■ Problem set
- 1) Write out a portion of the treatment passage below. Begin at the words "Now I’ve been" and stop after "associated with Myositis.".
- 2) Continue the patient's account of treatment and diagnosis below, picking up after its final sentence.

■ Source passage
Now on to treatment… my treatment plan consisted of an intravenous immunoglobulin called IVIG; steroids, Prednisone; an immunosuppressant named CellCept; pain medication named Norco; and other vitamins. Every month I was sick with flu-like and migraine symptoms for a week after the IVIG treatment, I was in constant pain. After five years I began experiencing a burning pain from the CellCept. I went to see a pain management specialist in July 2014, who put me on the Fentanyl pain patch. I was able to get it filled with brand medication! Oh wow, I’m now feeling better! Since I was feeling better, I decided to pursue working again. I notified the long-term disability carrier. I made this decision amid friends and family telling me to stay off because I may not be able to do the work. I was so sick of being at home and walls closing in, I went back not as a manager, but as a senior accountant. Things were going well until January 2015. That month my medical insurance carrier UHC would no longer allow me to get the brand pain patches and I had to begin using the generic patches. My excruciating pain level resumed and my ability to work or do anything began to dissipate.

The pain after my IVIG treatment resumed and my pain level increased. The generic patches were not as effective as the brand Duragesic Fentanyl pain patches! Since my time off from work was during the month-end accounting close, I had to stop working. I had returned to work November 4, 2014, and I had to stop working December 28, 2015. In 2016, my health declined and it was during this year I received another diagnosis of Myasthenia Gravis and was told I have ILD.

Now I’ve been told I had Polymyositis, Nemaline Myopathy associated with MGUS and most recently, Myasthenia Gravis. To address the flu-like and migraine symptoms after IVIG, the home infusion company decreased the infusion rate to 75 or less. This made a big difference! I no longer have those symptoms! The doctor wasn’t aware of this and she had me to undergo plasmapheresis. My condition truly worsened after this! To confirm what I have, my husband and I went to the Mayo Clinic in Rochester, Minnesota this year!

I do have Nemaline Myopathy associated with MGUS, ILD, Anemia and it’s suspected I do have a Myositis disorder but steroids are masking the lab results to confirm Myositis, but ILD can be associated with Myositis.

■ Extracted entries
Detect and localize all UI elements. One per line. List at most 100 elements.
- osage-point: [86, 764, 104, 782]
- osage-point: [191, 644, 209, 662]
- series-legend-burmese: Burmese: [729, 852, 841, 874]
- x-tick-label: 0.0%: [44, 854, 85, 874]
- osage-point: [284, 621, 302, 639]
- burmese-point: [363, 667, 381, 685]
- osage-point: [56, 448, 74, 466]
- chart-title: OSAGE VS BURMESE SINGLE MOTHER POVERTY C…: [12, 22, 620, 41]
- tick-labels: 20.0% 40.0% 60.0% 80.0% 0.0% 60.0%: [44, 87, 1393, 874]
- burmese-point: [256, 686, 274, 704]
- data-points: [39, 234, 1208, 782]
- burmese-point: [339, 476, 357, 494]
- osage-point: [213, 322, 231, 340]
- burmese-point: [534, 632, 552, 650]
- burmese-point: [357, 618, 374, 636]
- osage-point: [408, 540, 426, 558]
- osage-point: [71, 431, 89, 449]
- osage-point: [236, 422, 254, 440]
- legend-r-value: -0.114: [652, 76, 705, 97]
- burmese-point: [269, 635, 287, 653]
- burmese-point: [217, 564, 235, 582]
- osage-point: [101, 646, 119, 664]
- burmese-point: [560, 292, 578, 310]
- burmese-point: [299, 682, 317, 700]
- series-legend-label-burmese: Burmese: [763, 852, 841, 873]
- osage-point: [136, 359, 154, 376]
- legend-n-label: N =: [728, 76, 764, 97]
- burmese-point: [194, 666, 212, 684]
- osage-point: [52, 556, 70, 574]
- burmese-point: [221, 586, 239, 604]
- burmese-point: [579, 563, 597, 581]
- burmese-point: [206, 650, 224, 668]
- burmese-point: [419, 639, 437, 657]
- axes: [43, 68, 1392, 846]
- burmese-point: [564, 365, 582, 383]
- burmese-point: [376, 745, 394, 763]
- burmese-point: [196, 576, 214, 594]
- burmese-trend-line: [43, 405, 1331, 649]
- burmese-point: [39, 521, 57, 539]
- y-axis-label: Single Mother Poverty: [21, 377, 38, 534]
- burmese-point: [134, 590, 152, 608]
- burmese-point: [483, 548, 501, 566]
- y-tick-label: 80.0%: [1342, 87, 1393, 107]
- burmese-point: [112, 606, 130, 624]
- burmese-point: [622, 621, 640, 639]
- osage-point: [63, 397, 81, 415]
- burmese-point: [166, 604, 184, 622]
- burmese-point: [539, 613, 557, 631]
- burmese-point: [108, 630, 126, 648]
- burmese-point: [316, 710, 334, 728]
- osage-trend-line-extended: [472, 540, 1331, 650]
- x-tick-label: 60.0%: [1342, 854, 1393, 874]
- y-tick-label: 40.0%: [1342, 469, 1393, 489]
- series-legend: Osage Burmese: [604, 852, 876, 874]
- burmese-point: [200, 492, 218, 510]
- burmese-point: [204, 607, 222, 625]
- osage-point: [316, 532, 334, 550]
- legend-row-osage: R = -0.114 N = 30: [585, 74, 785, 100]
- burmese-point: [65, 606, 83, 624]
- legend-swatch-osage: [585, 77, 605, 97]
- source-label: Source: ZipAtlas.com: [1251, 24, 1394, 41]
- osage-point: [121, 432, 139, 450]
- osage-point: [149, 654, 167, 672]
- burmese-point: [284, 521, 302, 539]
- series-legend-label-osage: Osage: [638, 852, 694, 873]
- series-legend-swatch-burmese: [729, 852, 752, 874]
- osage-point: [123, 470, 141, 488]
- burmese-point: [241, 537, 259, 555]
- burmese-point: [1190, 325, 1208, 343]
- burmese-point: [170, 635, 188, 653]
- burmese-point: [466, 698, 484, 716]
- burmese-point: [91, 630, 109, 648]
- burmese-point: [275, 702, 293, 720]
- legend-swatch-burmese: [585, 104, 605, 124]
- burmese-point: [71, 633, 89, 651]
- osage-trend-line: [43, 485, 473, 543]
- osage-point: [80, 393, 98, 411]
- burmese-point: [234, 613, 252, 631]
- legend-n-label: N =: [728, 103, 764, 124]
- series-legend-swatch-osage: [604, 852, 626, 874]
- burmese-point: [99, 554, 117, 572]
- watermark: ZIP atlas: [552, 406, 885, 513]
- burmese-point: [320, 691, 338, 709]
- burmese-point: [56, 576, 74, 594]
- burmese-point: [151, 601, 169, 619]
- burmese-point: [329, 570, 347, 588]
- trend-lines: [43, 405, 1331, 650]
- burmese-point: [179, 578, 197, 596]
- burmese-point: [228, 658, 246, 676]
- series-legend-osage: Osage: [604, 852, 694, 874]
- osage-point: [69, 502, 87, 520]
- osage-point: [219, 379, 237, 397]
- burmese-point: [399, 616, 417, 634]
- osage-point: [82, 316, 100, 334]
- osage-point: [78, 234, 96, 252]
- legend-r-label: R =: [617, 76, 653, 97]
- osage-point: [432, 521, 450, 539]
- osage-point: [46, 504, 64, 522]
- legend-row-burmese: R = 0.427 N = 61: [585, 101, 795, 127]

■ Task-by-task outputs
- 1)
Now I’ve been told I had Polymyositis, Nemaline Myopathy associated with MGUS and most recently, Myasthenia Gravis. To address the flu-like and migraine symptoms after IVIG, the home infusion company decreased the infusion rate to 75 or less. This made a big difference! I no longer have those symptoms! The doctor wasn’t aware of this and she had me to undergo plasmapheresis. My condition truly worsened after this! To confirm what I have, my husband and I went to the Mayo Clinic in Rochester, Minnesota this year!

I do have Nemaline Myopathy associated with MGUS, ILD, Anemia and it’s suspected I do have a Myositis disorder but steroids are masking the lab results to confirm Myositis, but ILD can be associated with Myositis.

- 2)
I truly have a passion and desire to prevent others from going through what I’ve gone through! I want others who may be experiencing these symptoms to get to the right type of doctor such as internal medicine PCP to serve as your health care coordinator, a rheumatologist or more specifically a neurologist! A rheumatologist can diagnose myositis.  Also make certain the following procedures are done: EMG and a muscle biopsy and make certain your inflammatory markers and muscle enzyme levels are checked by lab work. With this knowledge, a patient’s time to get a diagnosis should decrease from 3 – 5 years to less than a year. This will allow immediate diagnosis and treatment! If caught early its effect to your muscles could be minimal and possibly “cured” quickly although according to literature there is no cure.

I thank God for where he’s brought me from to where I am today! Here in 2017, my condition is progressing because I’m not able to get IVIG. I’m not able to get IVIG since I now have blood clots. I did not know IVIG can cause blood clots. So I’m now on blood thinners. My current medication includes Cyclophosphamide (chemo/immunosuppressant), Prednisone and Lovenox injections. In addition, I now have to walk with a walker, but my emotional and spiritual state of mind is so much better! God has been good to me and I give him all the glory!

I have accepted my health status and new direction in life.   My focus is patient advocacy – others and mine! I’m still trying to get better, so I have lots of doctor appointments.